** Start **

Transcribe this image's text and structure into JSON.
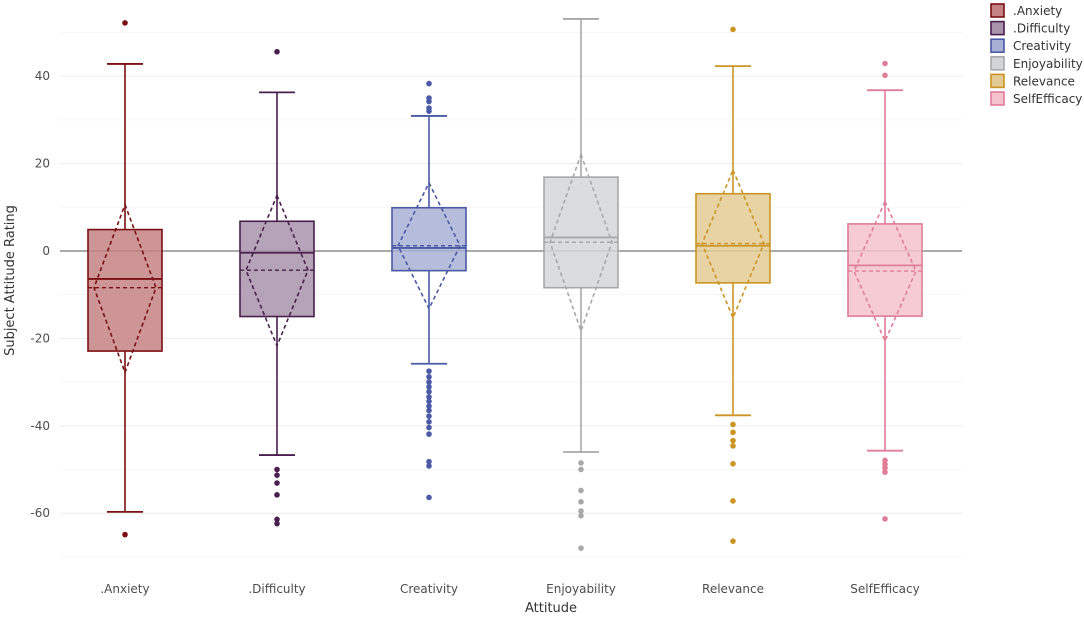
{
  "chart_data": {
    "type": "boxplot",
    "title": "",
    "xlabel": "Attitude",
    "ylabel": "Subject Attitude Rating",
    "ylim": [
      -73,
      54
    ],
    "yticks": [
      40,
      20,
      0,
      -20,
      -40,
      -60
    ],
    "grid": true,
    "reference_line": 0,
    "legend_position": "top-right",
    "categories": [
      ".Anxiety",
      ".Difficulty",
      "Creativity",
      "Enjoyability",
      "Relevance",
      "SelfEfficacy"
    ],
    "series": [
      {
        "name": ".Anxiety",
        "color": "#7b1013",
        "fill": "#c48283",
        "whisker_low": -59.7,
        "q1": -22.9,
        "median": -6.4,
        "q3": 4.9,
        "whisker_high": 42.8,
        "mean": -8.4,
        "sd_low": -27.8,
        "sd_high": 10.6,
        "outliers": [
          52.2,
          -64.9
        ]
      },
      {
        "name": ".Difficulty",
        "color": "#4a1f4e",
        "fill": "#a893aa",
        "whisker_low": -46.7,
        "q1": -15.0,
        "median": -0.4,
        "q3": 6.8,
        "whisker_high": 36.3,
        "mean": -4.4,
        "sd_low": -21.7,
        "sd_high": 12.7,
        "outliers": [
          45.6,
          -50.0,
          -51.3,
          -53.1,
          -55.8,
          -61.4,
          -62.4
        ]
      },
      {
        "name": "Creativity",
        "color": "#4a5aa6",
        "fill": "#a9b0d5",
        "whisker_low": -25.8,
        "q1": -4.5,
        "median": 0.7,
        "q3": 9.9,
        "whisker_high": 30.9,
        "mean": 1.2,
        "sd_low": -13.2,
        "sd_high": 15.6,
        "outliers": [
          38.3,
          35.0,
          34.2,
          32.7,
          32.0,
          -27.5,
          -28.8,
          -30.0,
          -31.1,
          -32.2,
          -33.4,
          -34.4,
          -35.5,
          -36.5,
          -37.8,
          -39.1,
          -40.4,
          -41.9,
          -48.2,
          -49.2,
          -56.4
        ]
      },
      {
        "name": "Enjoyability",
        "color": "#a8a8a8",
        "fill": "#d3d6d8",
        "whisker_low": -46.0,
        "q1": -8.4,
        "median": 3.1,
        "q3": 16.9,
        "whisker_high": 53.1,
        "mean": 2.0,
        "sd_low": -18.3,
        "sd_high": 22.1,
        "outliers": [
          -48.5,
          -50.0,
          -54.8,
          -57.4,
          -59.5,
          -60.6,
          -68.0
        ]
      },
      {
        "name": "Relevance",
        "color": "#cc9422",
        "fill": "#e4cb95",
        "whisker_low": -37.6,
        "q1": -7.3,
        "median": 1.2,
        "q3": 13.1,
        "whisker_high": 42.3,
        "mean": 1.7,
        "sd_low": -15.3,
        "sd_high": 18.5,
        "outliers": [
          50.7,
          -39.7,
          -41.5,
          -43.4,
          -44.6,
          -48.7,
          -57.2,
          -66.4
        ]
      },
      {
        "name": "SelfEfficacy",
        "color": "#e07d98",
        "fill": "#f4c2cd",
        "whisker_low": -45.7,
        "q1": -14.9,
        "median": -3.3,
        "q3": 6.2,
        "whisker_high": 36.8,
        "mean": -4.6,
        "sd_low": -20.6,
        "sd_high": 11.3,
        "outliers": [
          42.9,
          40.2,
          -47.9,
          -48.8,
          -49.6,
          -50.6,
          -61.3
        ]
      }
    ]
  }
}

** End **

— OBJECTIVE —
Ignore the images and quote every line of the listing exactly.

— PROBLEM SOLUTION —
Transcribe this image's text and structure into JSON.
{
  "chart_data": {
    "type": "boxplot",
    "title": "",
    "xlabel": "Attitude",
    "ylabel": "Subject Attitude Rating",
    "ylim": [
      -73,
      54
    ],
    "yticks": [
      40,
      20,
      0,
      -20,
      -40,
      -60
    ],
    "grid": true,
    "reference_line": 0,
    "legend_position": "top-right",
    "categories": [
      ".Anxiety",
      ".Difficulty",
      "Creativity",
      "Enjoyability",
      "Relevance",
      "SelfEfficacy"
    ],
    "series": [
      {
        "name": ".Anxiety",
        "color": "#7b1013",
        "fill": "#c48283",
        "whisker_low": -59.7,
        "q1": -22.9,
        "median": -6.4,
        "q3": 4.9,
        "whisker_high": 42.8,
        "mean": -8.4,
        "sd_low": -27.8,
        "sd_high": 10.6,
        "outliers": [
          52.2,
          -64.9
        ]
      },
      {
        "name": ".Difficulty",
        "color": "#4a1f4e",
        "fill": "#a893aa",
        "whisker_low": -46.7,
        "q1": -15.0,
        "median": -0.4,
        "q3": 6.8,
        "whisker_high": 36.3,
        "mean": -4.4,
        "sd_low": -21.7,
        "sd_high": 12.7,
        "outliers": [
          45.6,
          -50.0,
          -51.3,
          -53.1,
          -55.8,
          -61.4,
          -62.4
        ]
      },
      {
        "name": "Creativity",
        "color": "#4a5aa6",
        "fill": "#a9b0d5",
        "whisker_low": -25.8,
        "q1": -4.5,
        "median": 0.7,
        "q3": 9.9,
        "whisker_high": 30.9,
        "mean": 1.2,
        "sd_low": -13.2,
        "sd_high": 15.6,
        "outliers": [
          38.3,
          35.0,
          34.2,
          32.7,
          32.0,
          -27.5,
          -28.8,
          -30.0,
          -31.1,
          -32.2,
          -33.4,
          -34.4,
          -35.5,
          -36.5,
          -37.8,
          -39.1,
          -40.4,
          -41.9,
          -48.2,
          -49.2,
          -56.4
        ]
      },
      {
        "name": "Enjoyability",
        "color": "#a8a8a8",
        "fill": "#d3d6d8",
        "whisker_low": -46.0,
        "q1": -8.4,
        "median": 3.1,
        "q3": 16.9,
        "whisker_high": 53.1,
        "mean": 2.0,
        "sd_low": -18.3,
        "sd_high": 22.1,
        "outliers": [
          -48.5,
          -50.0,
          -54.8,
          -57.4,
          -59.5,
          -60.6,
          -68.0
        ]
      },
      {
        "name": "Relevance",
        "color": "#cc9422",
        "fill": "#e4cb95",
        "whisker_low": -37.6,
        "q1": -7.3,
        "median": 1.2,
        "q3": 13.1,
        "whisker_high": 42.3,
        "mean": 1.7,
        "sd_low": -15.3,
        "sd_high": 18.5,
        "outliers": [
          50.7,
          -39.7,
          -41.5,
          -43.4,
          -44.6,
          -48.7,
          -57.2,
          -66.4
        ]
      },
      {
        "name": "SelfEfficacy",
        "color": "#e07d98",
        "fill": "#f4c2cd",
        "whisker_low": -45.7,
        "q1": -14.9,
        "median": -3.3,
        "q3": 6.2,
        "whisker_high": 36.8,
        "mean": -4.6,
        "sd_low": -20.6,
        "sd_high": 11.3,
        "outliers": [
          42.9,
          40.2,
          -47.9,
          -48.8,
          -49.6,
          -50.6,
          -61.3
        ]
      }
    ]
  }
}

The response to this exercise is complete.